- The data:
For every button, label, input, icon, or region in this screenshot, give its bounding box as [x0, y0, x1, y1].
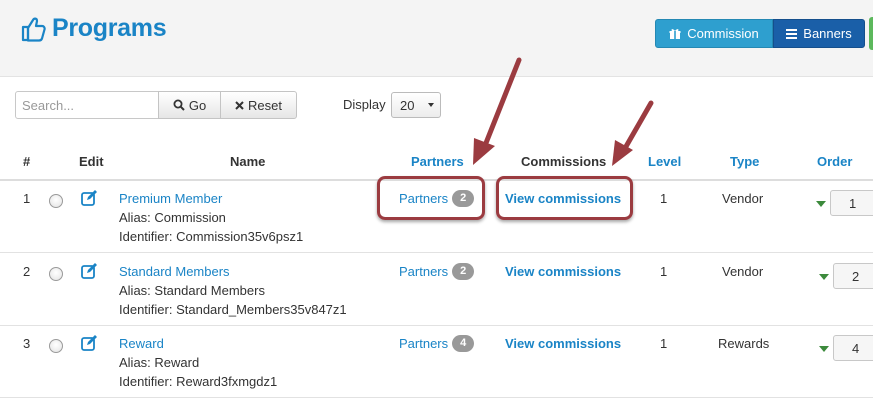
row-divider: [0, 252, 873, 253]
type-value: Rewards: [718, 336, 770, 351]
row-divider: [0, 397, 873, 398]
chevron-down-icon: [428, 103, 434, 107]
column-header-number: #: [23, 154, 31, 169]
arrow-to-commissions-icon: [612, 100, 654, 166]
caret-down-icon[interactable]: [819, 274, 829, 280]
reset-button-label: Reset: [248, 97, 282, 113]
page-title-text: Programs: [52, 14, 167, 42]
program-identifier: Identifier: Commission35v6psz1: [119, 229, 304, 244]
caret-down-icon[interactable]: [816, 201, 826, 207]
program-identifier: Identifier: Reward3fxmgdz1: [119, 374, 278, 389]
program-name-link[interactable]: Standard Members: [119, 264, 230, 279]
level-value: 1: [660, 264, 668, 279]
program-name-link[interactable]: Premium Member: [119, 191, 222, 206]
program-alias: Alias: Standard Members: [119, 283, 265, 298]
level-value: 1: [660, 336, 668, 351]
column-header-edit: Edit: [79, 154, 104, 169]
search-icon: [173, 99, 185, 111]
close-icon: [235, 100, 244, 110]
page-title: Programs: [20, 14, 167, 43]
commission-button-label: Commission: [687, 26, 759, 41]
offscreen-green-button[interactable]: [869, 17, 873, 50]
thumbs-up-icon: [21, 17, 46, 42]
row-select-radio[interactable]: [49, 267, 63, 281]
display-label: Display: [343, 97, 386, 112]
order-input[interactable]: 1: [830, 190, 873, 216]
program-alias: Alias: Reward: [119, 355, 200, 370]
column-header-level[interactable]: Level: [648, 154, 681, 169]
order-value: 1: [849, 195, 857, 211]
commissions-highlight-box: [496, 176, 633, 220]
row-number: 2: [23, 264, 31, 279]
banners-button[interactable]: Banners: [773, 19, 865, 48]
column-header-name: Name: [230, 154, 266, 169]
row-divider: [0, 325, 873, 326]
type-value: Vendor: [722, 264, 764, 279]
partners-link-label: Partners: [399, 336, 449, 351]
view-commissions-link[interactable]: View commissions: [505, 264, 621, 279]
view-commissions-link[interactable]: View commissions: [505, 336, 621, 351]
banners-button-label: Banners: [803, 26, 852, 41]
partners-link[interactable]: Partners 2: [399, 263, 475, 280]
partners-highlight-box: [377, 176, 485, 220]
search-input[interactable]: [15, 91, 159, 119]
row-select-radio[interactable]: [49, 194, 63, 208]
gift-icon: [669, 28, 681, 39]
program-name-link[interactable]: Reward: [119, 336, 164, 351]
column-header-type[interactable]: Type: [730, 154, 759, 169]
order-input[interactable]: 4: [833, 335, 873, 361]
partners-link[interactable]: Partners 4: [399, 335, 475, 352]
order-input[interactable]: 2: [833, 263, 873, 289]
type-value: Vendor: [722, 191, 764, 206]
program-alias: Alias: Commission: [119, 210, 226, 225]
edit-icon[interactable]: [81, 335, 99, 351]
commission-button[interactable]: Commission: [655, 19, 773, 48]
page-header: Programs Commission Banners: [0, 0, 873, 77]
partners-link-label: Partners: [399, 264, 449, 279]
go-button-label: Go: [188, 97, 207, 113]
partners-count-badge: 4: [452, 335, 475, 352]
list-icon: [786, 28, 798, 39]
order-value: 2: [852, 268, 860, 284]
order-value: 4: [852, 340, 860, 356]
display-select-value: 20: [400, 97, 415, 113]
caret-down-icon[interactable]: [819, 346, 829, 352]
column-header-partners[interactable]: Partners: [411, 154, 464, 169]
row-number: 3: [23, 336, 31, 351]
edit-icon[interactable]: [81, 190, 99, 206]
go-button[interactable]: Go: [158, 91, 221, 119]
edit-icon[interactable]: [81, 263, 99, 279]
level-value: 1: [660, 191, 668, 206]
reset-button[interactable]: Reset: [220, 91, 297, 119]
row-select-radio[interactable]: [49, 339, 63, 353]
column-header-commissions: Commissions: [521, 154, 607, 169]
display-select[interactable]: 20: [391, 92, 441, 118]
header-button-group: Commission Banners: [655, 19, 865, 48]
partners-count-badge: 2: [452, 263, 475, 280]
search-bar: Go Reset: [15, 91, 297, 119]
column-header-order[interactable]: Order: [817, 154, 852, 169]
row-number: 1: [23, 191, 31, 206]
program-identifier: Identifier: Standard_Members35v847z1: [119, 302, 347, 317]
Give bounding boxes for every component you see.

- Your goal:
Reproduce the listing above with every "View commissions" swapped for "See commissions", leaving everything else unchanged. Omit the pictures.

- The completed task:
For every button, label, input, icon, or region in this screenshot, give its bounding box as [x0, y0, x1, y1].
row-divider: [0, 252, 873, 253]
type-value: Rewards: [718, 336, 770, 351]
row-divider: [0, 397, 873, 398]
chevron-down-icon: [428, 103, 434, 107]
column-header-number: #: [23, 154, 31, 169]
arrow-to-commissions-icon: [612, 100, 654, 166]
caret-down-icon[interactable]: [819, 274, 829, 280]
reset-button-label: Reset: [248, 97, 282, 113]
page-title-text: Programs: [52, 14, 167, 42]
program-identifier: Identifier: Commission35v6psz1: [119, 229, 304, 244]
caret-down-icon[interactable]: [816, 201, 826, 207]
program-identifier: Identifier: Reward3fxmgdz1: [119, 374, 278, 389]
program-name-link[interactable]: Standard Members: [119, 264, 230, 279]
level-value: 1: [660, 264, 668, 279]
program-name-link[interactable]: Premium Member: [119, 191, 222, 206]
program-alias: Alias: Standard Members: [119, 283, 265, 298]
level-value: 1: [660, 336, 668, 351]
column-header-edit: Edit: [79, 154, 104, 169]
search-icon: [173, 99, 185, 111]
close-icon: [235, 100, 244, 110]
page-title: Programs: [20, 14, 167, 43]
commission-button-label: Commission: [687, 26, 759, 41]
offscreen-green-button[interactable]: [869, 17, 873, 50]
thumbs-up-icon: [21, 17, 46, 42]
row-select-radio[interactable]: [49, 267, 63, 281]
display-label: Display: [343, 97, 386, 112]
order-input[interactable]: 1: [830, 190, 873, 216]
program-alias: Alias: Reward: [119, 355, 200, 370]
column-header-level[interactable]: Level: [648, 154, 681, 169]
order-value: 1: [849, 195, 857, 211]
commissions-highlight-box: [496, 176, 633, 220]
row-number: 2: [23, 264, 31, 279]
banners-button[interactable]: Banners: [773, 19, 865, 48]
column-header-name: Name: [230, 154, 266, 169]
row-divider: [0, 325, 873, 326]
type-value: Vendor: [722, 264, 764, 279]
partners-link-label: Partners: [399, 336, 449, 351]
view-commissions-link[interactable]: See commissions: [505, 264, 621, 279]
view-commissions-link[interactable]: See commissions: [505, 336, 621, 351]
banners-button-label: Banners: [803, 26, 852, 41]
partners-link[interactable]: Partners 2: [399, 263, 475, 280]
partners-highlight-box: [377, 176, 485, 220]
search-input[interactable]: [15, 91, 159, 119]
row-select-radio[interactable]: [49, 194, 63, 208]
gift-icon: [669, 28, 681, 39]
program-name-link[interactable]: Reward: [119, 336, 164, 351]
column-header-type[interactable]: Type: [730, 154, 759, 169]
order-input[interactable]: 4: [833, 335, 873, 361]
partners-link[interactable]: Partners 4: [399, 335, 475, 352]
order-input[interactable]: 2: [833, 263, 873, 289]
type-value: Vendor: [722, 191, 764, 206]
program-alias: Alias: Commission: [119, 210, 226, 225]
edit-icon[interactable]: [81, 335, 99, 351]
commission-button[interactable]: Commission: [655, 19, 773, 48]
page-header: Programs Commission Banners: [0, 0, 873, 77]
partners-link-label: Partners: [399, 264, 449, 279]
go-button-label: Go: [188, 97, 207, 113]
partners-count-badge: 4: [452, 335, 475, 352]
list-icon: [786, 28, 798, 39]
order-value: 2: [852, 268, 860, 284]
order-value: 4: [852, 340, 860, 356]
display-select-value: 20: [400, 97, 415, 113]
caret-down-icon[interactable]: [819, 346, 829, 352]
column-header-partners[interactable]: Partners: [411, 154, 464, 169]
row-number: 3: [23, 336, 31, 351]
edit-icon[interactable]: [81, 190, 99, 206]
go-button[interactable]: Go: [158, 91, 221, 119]
edit-icon[interactable]: [81, 263, 99, 279]
level-value: 1: [660, 191, 668, 206]
reset-button[interactable]: Reset: [220, 91, 297, 119]
row-select-radio[interactable]: [49, 339, 63, 353]
column-header-commissions: Commissions: [521, 154, 607, 169]
display-select[interactable]: 20: [391, 92, 441, 118]
header-button-group: Commission Banners: [655, 19, 865, 48]
partners-count-badge: 2: [452, 263, 475, 280]
search-bar: Go Reset: [15, 91, 297, 119]
column-header-order[interactable]: Order: [817, 154, 852, 169]
row-number: 1: [23, 191, 31, 206]
program-identifier: Identifier: Standard_Members35v847z1: [119, 302, 347, 317]
Give bounding boxes for every component you see.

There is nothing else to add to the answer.